Stored records
※

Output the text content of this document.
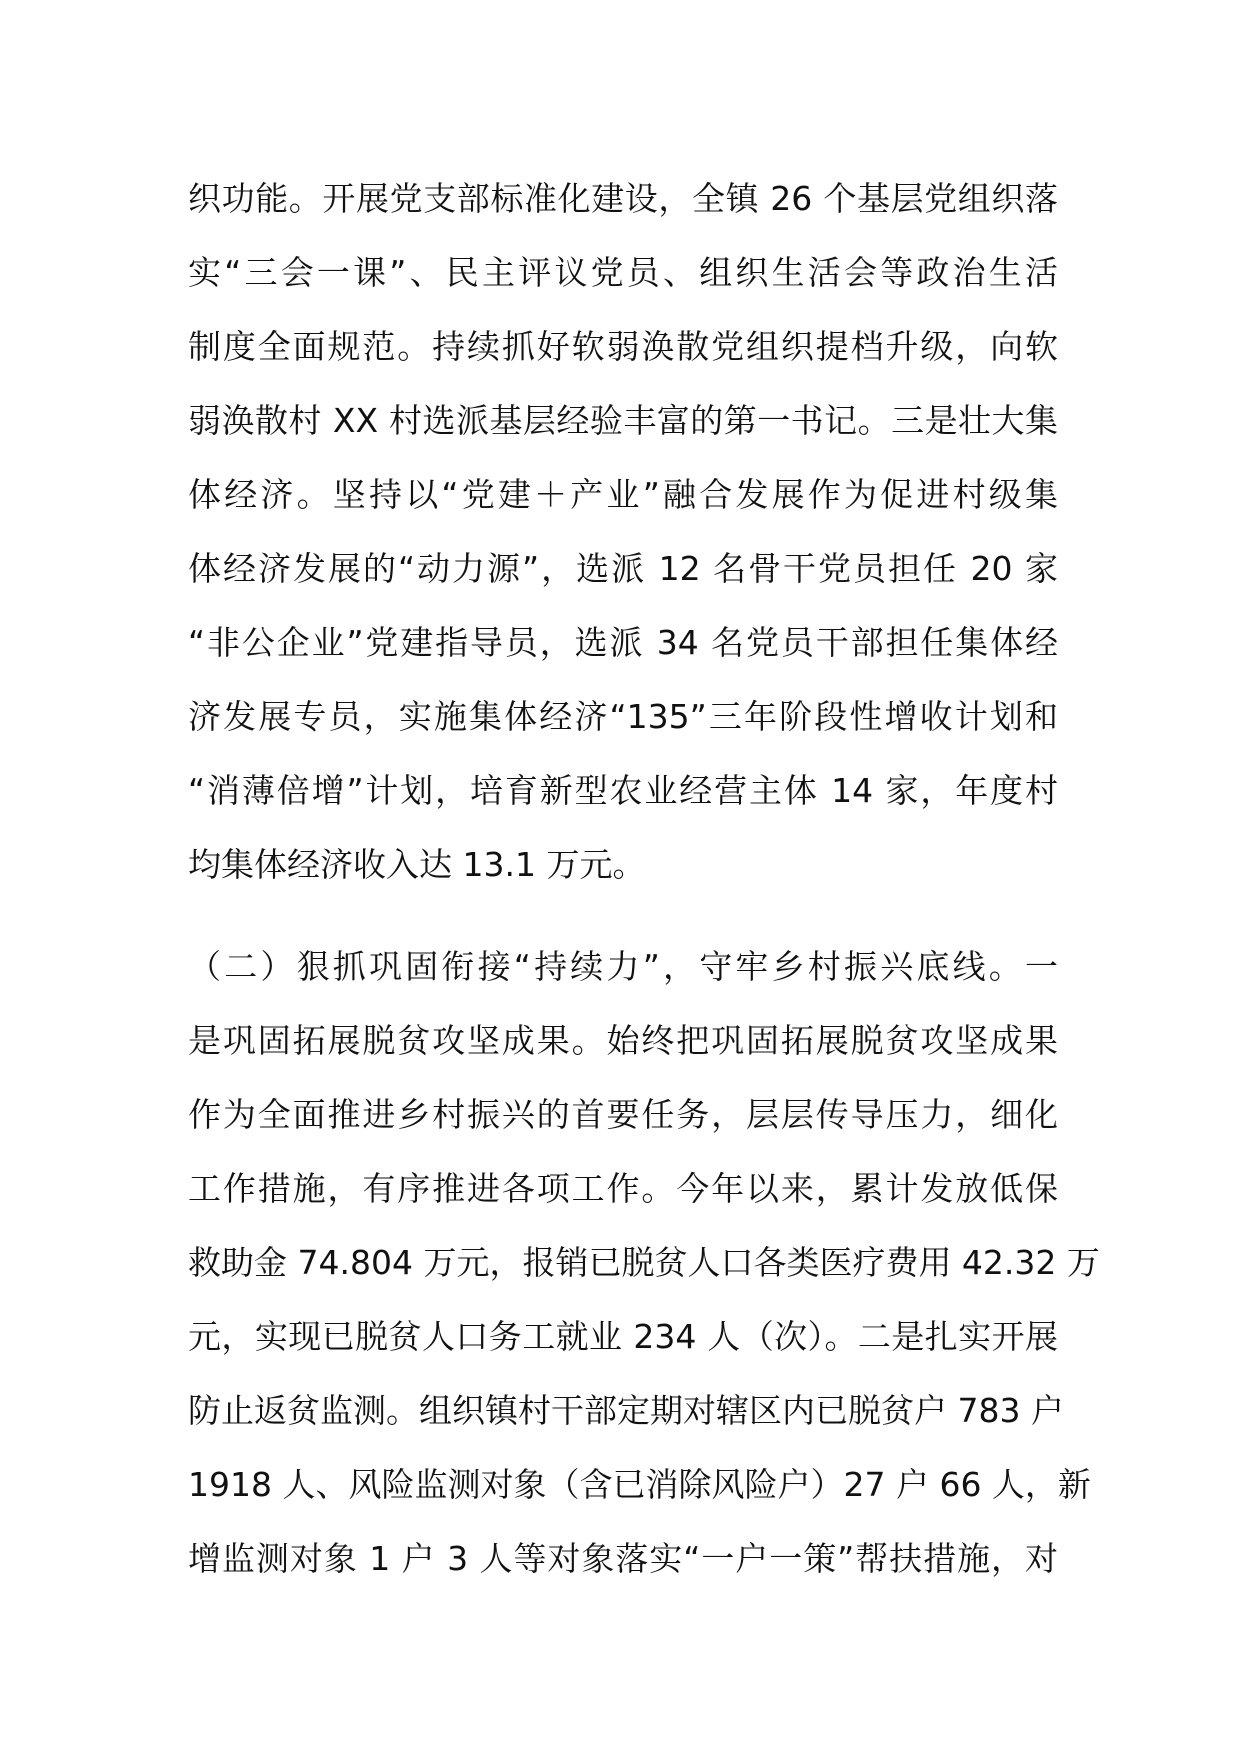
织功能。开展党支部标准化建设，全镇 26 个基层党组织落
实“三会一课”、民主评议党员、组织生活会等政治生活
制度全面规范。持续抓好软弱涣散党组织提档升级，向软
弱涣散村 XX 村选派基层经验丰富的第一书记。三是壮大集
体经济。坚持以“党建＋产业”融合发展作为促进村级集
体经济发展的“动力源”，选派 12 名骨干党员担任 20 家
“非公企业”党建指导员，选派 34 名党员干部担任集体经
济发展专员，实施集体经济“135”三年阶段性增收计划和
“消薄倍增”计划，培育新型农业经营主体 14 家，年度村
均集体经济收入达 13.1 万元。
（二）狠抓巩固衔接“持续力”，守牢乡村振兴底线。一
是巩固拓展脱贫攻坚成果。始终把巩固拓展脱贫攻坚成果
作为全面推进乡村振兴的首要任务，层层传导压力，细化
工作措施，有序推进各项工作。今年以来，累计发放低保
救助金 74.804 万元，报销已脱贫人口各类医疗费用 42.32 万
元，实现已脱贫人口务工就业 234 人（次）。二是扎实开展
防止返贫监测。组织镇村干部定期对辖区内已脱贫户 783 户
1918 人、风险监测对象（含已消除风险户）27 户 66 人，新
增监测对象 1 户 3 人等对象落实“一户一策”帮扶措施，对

※

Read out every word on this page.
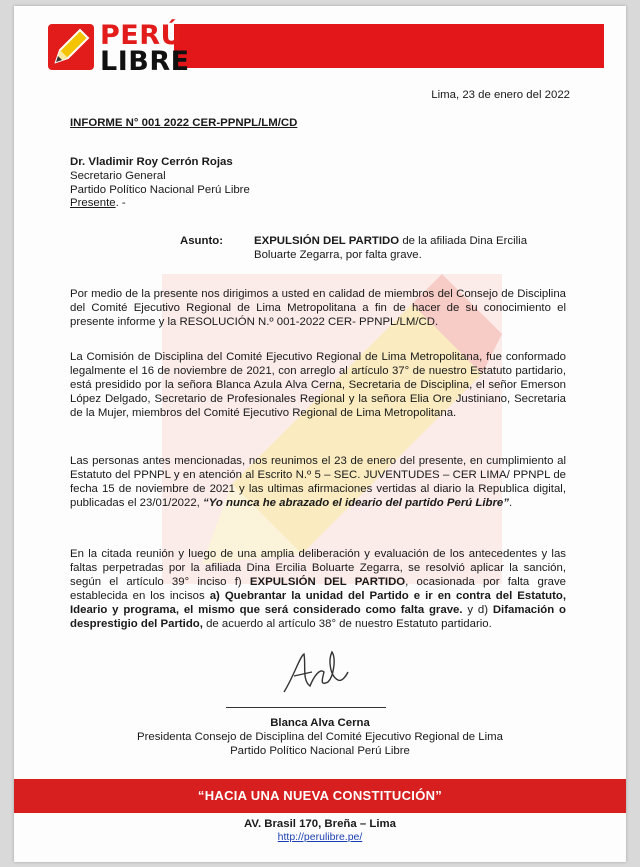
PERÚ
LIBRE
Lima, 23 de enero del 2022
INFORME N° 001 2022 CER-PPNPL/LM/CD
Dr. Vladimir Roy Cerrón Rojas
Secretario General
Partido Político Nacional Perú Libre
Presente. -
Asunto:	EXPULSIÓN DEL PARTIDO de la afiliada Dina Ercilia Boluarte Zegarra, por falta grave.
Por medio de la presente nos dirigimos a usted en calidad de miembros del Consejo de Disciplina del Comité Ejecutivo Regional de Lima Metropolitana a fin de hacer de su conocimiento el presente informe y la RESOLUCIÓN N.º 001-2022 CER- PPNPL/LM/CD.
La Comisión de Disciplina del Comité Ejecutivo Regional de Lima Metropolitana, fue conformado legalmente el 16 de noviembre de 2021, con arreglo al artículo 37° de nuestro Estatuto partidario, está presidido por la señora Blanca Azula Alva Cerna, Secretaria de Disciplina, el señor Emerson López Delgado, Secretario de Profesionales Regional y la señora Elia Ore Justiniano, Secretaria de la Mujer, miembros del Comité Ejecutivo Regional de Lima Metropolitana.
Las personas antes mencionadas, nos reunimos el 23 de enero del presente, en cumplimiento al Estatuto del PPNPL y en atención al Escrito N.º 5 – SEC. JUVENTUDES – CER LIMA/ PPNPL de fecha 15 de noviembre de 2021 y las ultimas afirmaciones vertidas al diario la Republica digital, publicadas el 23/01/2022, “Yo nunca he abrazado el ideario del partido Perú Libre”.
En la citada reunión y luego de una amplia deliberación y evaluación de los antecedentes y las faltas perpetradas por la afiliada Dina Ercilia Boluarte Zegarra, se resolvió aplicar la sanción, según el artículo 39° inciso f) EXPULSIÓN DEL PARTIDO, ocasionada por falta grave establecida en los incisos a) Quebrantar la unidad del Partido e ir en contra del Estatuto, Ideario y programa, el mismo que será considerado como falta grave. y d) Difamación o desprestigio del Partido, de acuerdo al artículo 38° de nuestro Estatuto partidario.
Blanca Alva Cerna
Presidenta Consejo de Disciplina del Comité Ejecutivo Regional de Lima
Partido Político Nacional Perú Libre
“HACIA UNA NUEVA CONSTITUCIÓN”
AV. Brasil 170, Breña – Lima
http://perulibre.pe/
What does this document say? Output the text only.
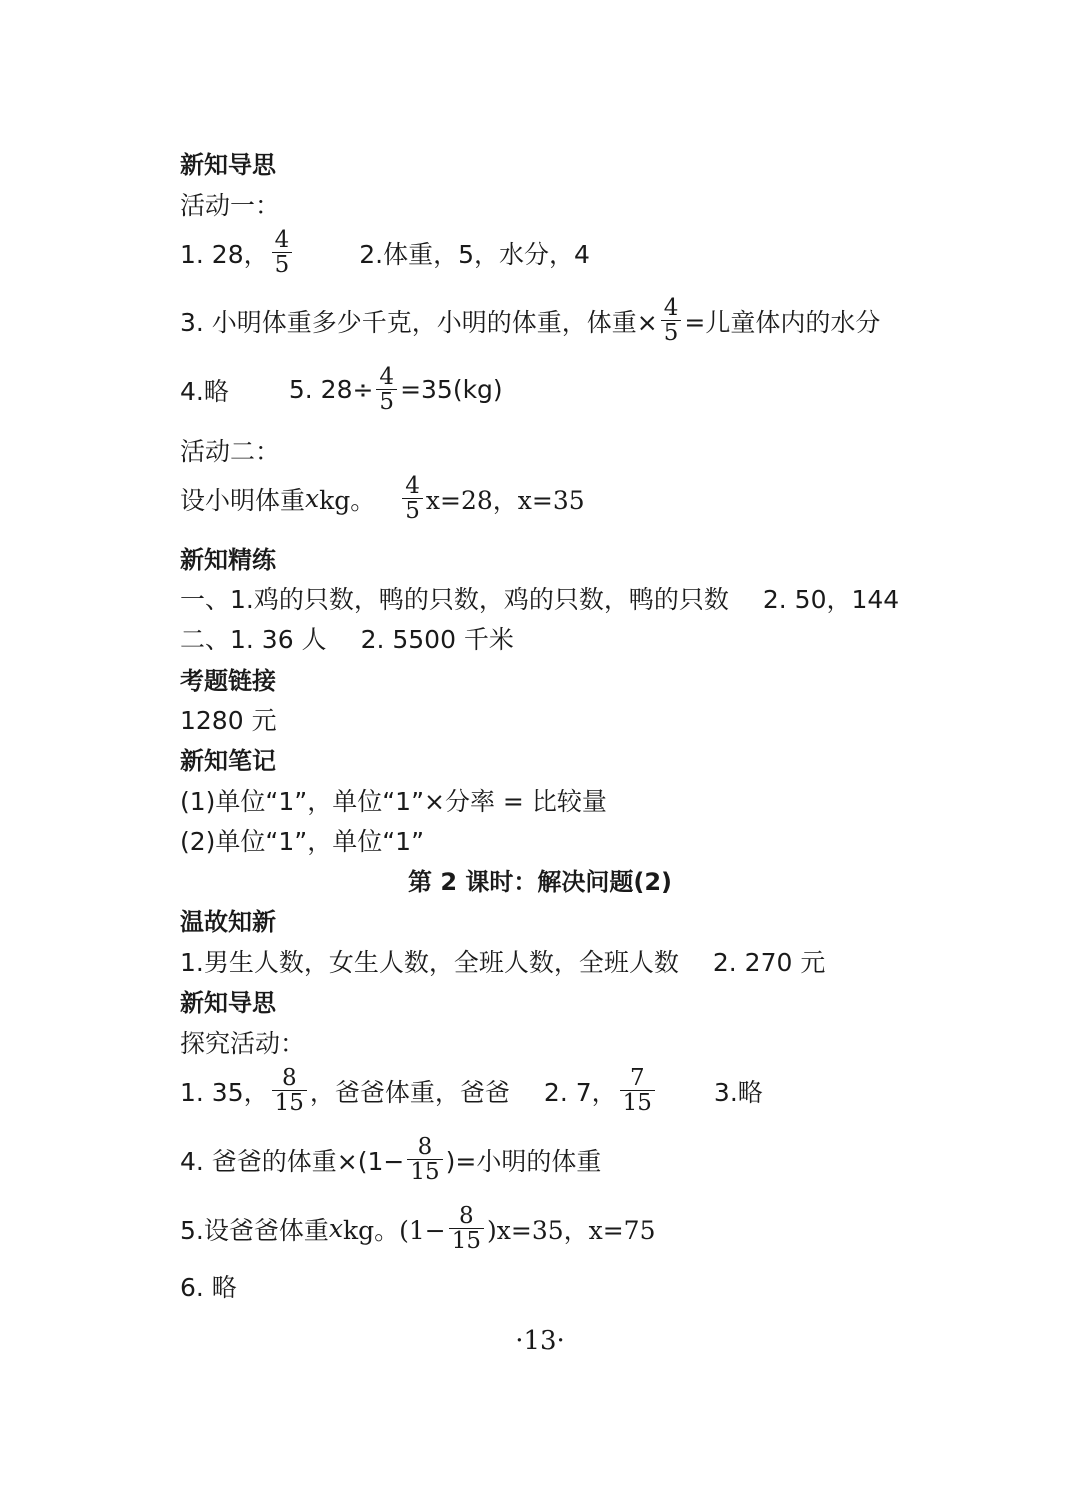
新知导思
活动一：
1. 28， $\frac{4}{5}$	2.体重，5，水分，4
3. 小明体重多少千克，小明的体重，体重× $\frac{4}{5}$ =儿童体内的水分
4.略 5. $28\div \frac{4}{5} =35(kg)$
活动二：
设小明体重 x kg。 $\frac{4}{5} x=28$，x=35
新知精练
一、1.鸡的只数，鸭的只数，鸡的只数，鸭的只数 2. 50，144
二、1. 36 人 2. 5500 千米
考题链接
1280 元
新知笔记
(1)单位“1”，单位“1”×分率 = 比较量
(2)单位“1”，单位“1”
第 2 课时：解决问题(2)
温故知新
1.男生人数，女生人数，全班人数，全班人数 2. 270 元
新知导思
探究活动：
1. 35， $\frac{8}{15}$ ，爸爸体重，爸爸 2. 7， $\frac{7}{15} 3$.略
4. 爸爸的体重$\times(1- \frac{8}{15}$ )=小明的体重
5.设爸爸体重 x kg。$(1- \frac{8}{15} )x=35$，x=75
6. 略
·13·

※

REQUEST =>
Report all lines of the data that include the word "document".

RIGHT ANSWER =>
Output the text content of this document.
What does this document say? Output the text only.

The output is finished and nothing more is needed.